(Figure dataset records)

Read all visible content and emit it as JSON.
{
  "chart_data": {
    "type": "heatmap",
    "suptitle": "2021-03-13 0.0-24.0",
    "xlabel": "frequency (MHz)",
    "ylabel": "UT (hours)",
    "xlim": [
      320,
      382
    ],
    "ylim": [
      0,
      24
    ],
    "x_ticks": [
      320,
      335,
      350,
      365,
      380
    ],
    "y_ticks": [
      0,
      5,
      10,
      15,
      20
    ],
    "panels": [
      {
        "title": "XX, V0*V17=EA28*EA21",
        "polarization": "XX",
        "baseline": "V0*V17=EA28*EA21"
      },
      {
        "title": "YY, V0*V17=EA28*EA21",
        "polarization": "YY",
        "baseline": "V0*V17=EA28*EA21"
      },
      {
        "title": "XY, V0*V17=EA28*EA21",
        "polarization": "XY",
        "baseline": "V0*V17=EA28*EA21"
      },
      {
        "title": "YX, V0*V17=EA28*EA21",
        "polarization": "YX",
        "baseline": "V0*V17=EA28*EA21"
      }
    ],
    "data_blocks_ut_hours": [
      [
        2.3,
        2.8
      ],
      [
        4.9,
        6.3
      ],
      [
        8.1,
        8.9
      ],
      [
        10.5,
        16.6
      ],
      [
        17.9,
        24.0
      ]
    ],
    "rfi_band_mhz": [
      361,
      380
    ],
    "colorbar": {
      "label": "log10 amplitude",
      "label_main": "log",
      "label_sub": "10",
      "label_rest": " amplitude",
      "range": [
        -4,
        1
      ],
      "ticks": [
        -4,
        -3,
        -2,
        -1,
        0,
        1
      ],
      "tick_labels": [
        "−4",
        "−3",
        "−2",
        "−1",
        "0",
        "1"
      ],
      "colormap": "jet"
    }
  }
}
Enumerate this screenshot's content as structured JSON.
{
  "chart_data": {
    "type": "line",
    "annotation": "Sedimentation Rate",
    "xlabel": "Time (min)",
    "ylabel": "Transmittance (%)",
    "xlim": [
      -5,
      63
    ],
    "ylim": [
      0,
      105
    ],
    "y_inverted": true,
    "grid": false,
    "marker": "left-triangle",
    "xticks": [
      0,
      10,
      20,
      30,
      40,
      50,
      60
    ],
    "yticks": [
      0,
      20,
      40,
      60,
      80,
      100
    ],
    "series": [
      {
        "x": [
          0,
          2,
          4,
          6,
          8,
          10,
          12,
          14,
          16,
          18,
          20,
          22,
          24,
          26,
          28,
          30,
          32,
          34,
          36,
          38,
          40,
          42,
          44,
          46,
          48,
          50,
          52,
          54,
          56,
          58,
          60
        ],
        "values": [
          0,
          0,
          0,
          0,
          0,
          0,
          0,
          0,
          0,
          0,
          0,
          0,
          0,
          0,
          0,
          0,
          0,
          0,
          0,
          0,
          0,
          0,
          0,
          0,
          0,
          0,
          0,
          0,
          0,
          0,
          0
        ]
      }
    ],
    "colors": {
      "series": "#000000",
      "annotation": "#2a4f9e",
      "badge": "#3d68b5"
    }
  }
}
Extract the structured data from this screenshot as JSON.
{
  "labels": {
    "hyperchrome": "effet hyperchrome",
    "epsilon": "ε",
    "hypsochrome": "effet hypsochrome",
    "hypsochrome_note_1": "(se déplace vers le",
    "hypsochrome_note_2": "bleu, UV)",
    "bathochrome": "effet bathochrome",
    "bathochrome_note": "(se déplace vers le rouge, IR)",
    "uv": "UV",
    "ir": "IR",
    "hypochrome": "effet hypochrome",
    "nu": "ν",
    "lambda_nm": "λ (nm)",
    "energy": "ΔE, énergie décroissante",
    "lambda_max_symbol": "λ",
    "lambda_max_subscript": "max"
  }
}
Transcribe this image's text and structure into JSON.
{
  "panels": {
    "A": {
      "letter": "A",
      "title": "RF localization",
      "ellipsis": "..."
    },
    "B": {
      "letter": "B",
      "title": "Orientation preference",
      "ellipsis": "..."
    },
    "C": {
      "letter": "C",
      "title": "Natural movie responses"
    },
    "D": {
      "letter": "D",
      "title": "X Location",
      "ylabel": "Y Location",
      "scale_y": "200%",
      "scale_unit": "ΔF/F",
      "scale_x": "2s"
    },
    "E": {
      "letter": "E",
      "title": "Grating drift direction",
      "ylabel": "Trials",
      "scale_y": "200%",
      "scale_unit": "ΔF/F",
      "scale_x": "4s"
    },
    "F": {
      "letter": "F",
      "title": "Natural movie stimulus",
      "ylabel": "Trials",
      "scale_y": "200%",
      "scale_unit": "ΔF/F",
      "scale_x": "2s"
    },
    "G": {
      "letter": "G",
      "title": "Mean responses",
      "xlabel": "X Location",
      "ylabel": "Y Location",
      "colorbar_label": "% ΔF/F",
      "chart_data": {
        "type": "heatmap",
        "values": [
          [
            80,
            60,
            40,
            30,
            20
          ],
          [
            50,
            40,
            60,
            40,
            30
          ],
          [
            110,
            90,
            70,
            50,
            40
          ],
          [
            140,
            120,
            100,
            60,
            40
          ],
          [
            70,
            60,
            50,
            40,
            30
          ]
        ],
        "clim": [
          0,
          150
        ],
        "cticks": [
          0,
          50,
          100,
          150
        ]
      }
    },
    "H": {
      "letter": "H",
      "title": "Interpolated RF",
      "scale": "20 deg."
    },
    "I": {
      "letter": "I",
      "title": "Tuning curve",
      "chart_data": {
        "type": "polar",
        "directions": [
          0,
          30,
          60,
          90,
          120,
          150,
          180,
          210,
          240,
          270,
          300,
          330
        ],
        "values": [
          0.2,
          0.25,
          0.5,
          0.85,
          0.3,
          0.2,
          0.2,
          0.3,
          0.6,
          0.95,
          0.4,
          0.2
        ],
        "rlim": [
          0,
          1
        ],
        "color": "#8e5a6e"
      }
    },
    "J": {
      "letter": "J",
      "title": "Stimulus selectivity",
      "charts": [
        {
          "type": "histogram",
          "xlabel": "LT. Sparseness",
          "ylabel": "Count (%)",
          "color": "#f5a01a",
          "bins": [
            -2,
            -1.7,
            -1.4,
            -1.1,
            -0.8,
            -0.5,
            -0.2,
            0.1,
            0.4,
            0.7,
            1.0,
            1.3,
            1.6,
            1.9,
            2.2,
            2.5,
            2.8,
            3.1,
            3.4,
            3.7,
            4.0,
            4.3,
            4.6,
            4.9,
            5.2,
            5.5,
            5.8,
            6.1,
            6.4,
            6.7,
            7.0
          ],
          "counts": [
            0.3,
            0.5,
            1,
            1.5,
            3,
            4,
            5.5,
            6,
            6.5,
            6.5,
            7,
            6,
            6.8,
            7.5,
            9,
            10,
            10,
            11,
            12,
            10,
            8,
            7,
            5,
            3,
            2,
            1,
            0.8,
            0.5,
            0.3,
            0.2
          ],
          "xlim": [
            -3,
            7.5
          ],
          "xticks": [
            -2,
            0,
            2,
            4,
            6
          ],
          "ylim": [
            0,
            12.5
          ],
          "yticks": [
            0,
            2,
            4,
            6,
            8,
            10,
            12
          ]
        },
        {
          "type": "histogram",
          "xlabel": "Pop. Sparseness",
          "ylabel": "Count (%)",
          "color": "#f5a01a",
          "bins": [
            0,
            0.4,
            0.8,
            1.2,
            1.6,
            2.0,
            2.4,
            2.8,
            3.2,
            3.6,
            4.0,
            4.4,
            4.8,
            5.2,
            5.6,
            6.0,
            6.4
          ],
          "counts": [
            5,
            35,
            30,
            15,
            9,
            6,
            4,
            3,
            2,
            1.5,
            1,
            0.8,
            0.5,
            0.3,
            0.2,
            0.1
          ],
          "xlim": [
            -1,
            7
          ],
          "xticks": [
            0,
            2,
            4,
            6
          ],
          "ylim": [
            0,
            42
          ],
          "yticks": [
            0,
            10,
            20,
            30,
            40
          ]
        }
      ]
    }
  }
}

* What to do:
Copy each line of the listing in which the word "Sparseness" can be found.

* Complete answer:
          "xlabel": "LT. Sparseness",
          "xlabel": "Pop. Sparseness",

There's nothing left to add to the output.